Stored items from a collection
------------------------------
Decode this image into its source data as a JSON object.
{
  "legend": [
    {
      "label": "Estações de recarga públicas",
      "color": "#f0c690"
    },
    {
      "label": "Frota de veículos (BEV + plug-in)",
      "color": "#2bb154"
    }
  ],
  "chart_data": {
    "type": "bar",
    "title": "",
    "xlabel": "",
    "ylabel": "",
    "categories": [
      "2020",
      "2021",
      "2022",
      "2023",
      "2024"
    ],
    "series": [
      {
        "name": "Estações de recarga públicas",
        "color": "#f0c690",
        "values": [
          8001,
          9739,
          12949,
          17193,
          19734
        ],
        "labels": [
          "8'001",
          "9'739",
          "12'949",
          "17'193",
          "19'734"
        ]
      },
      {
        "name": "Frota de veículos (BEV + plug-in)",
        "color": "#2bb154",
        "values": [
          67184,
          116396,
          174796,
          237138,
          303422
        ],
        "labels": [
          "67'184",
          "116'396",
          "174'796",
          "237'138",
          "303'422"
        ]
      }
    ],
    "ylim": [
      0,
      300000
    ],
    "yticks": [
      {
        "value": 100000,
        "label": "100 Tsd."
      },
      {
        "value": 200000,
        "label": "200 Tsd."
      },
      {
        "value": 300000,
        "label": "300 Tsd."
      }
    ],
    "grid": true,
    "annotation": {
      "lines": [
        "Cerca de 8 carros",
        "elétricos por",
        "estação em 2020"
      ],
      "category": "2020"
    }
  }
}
------------------------------
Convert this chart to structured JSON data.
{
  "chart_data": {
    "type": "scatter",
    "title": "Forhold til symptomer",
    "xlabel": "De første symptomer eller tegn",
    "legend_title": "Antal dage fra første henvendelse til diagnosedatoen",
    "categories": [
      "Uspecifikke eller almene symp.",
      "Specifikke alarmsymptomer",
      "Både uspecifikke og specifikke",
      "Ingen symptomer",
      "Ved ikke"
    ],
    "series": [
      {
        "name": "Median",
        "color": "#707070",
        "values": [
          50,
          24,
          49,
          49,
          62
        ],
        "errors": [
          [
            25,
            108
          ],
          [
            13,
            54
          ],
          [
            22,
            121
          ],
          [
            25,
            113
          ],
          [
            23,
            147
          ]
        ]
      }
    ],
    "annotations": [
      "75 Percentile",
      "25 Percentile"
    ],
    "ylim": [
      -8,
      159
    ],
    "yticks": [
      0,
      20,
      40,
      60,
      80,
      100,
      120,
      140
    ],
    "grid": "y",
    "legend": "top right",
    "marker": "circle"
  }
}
------------------------------
**Work instructions:** Copy and report every line where the word "veículos" is present.

**Answer for the task:**
      "label": "Frota de veículos (BEV + plug-in)",
        "name": "Frota de veículos (BEV + plug-in)",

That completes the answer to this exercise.